Given request:
Everything in the data should be repeated exactly, save for the images.

==== Given entries ====

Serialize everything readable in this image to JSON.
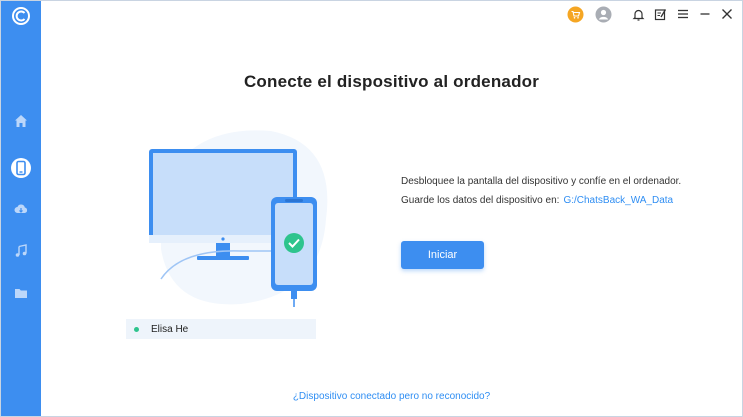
{
  "window": {
    "title": "Conecte el dispositivo al ordenador"
  },
  "sidebar": {
    "items": [
      {
        "icon": "home-icon",
        "active": false
      },
      {
        "icon": "phone-icon",
        "active": true
      },
      {
        "icon": "cloud-icon",
        "active": false
      },
      {
        "icon": "music-icon",
        "active": false
      },
      {
        "icon": "folder-icon",
        "active": false
      }
    ]
  },
  "topbar": {
    "icons": [
      "cart-icon",
      "user-icon",
      "bell-icon",
      "feedback-icon",
      "menu-icon",
      "close-icon"
    ]
  },
  "device": {
    "name": "Elisa He",
    "status_color": "#2ec48d"
  },
  "instructions": {
    "line1": "Desbloquee la pantalla del dispositivo y confíe en el ordenador.",
    "line2_label": "Guarde los datos del dispositivo en:",
    "line2_path": "G:/ChatsBack_WA_Data"
  },
  "actions": {
    "start_label": "Iniciar"
  },
  "help": {
    "link_text": "¿Dispositivo conectado pero no reconocido?"
  },
  "colors": {
    "accent": "#3d8ef0",
    "link": "#2f8ef3",
    "cart": "#f5a623",
    "success": "#2ec48d"
  }
}
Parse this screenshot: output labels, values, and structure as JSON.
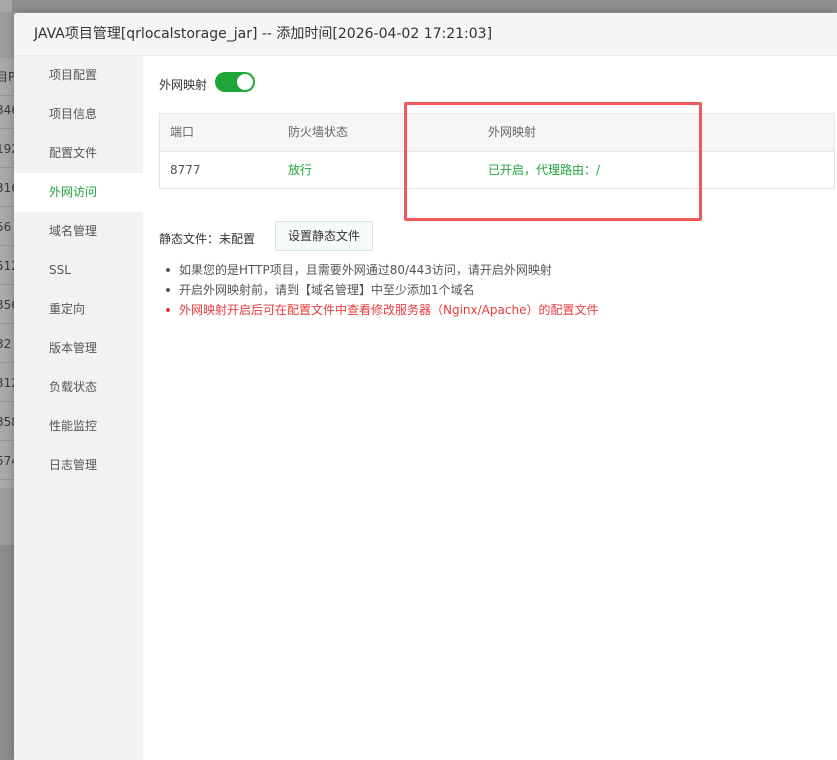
{
  "background": {
    "header_fragment": "目P",
    "row_fragments": [
      "346",
      "192",
      "316",
      "56",
      "512",
      "356",
      "32",
      "312",
      "358",
      "574"
    ]
  },
  "modal": {
    "title": "JAVA项目管理[qrlocalstorage_jar] -- 添加时间[2026-04-02 17:21:03]"
  },
  "sidebar": {
    "items": [
      {
        "label": "项目配置"
      },
      {
        "label": "项目信息"
      },
      {
        "label": "配置文件"
      },
      {
        "label": "外网访问",
        "active": true
      },
      {
        "label": "域名管理"
      },
      {
        "label": "SSL"
      },
      {
        "label": "重定向"
      },
      {
        "label": "版本管理"
      },
      {
        "label": "负载状态"
      },
      {
        "label": "性能监控"
      },
      {
        "label": "日志管理"
      }
    ]
  },
  "content": {
    "mapping_toggle_label": "外网映射",
    "mapping_enabled": true,
    "table": {
      "headers": [
        "端口",
        "防火墙状态",
        "外网映射"
      ],
      "rows": [
        {
          "port": "8777",
          "firewall": "放行",
          "mapping": "已开启，代理路由：/"
        }
      ]
    },
    "static_files_label": "静态文件：未配置",
    "static_files_button": "设置静态文件",
    "tips": [
      "如果您的是HTTP项目，且需要外网通过80/443访问，请开启外网映射",
      "开启外网映射前，请到【域名管理】中至少添加1个域名",
      "外网映射开启后可在配置文件中查看修改服务器（Nginx/Apache）的配置文件"
    ]
  },
  "colors": {
    "accent": "#20a53a",
    "warning": "#e63b3b",
    "highlight_box": "#f0595c"
  }
}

====

Complete output:
Serialize everything readable in this image to JSON.
{
  "window": {
    "title": "Conecte el dispositivo al ordenador"
  },
  "sidebar": {
    "items": [
      {
        "icon": "home-icon",
        "active": false
      },
      {
        "icon": "phone-icon",
        "active": true
      },
      {
        "icon": "cloud-icon",
        "active": false
      },
      {
        "icon": "music-icon",
        "active": false
      },
      {
        "icon": "folder-icon",
        "active": false
      }
    ]
  },
  "topbar": {
    "icons": [
      "cart-icon",
      "user-icon",
      "bell-icon",
      "feedback-icon",
      "menu-icon",
      "close-icon"
    ]
  },
  "device": {
    "name": "Elisa He",
    "status_color": "#2ec48d"
  },
  "instructions": {
    "line1": "Desbloquee la pantalla del dispositivo y confíe en el ordenador.",
    "line2_label": "Guarde los datos del dispositivo en:",
    "line2_path": "G:/ChatsBack_WA_Data"
  },
  "actions": {
    "start_label": "Iniciar"
  },
  "help": {
    "link_text": "¿Dispositivo conectado pero no reconocido?"
  },
  "colors": {
    "accent": "#3d8ef0",
    "link": "#2f8ef3",
    "cart": "#f5a623",
    "success": "#2ec48d"
  }
}
Parse this screenshot: output labels, values, and structure as JSON.
{
  "background": {
    "header_fragment": "目P",
    "row_fragments": [
      "346",
      "192",
      "316",
      "56",
      "512",
      "356",
      "32",
      "312",
      "358",
      "574"
    ]
  },
  "modal": {
    "title": "JAVA项目管理[qrlocalstorage_jar] -- 添加时间[2026-04-02 17:21:03]"
  },
  "sidebar": {
    "items": [
      {
        "label": "项目配置"
      },
      {
        "label": "项目信息"
      },
      {
        "label": "配置文件"
      },
      {
        "label": "外网访问",
        "active": true
      },
      {
        "label": "域名管理"
      },
      {
        "label": "SSL"
      },
      {
        "label": "重定向"
      },
      {
        "label": "版本管理"
      },
      {
        "label": "负载状态"
      },
      {
        "label": "性能监控"
      },
      {
        "label": "日志管理"
      }
    ]
  },
  "content": {
    "mapping_toggle_label": "外网映射",
    "mapping_enabled": true,
    "table": {
      "headers": [
        "端口",
        "防火墙状态",
        "外网映射"
      ],
      "rows": [
        {
          "port": "8777",
          "firewall": "放行",
          "mapping": "已开启，代理路由：/"
        }
      ]
    },
    "static_files_label": "静态文件：未配置",
    "static_files_button": "设置静态文件",
    "tips": [
      "如果您的是HTTP项目，且需要外网通过80/443访问，请开启外网映射",
      "开启外网映射前，请到【域名管理】中至少添加1个域名",
      "外网映射开启后可在配置文件中查看修改服务器（Nginx/Apache）的配置文件"
    ]
  },
  "colors": {
    "accent": "#20a53a",
    "warning": "#e63b3b",
    "highlight_box": "#f0595c"
  }
}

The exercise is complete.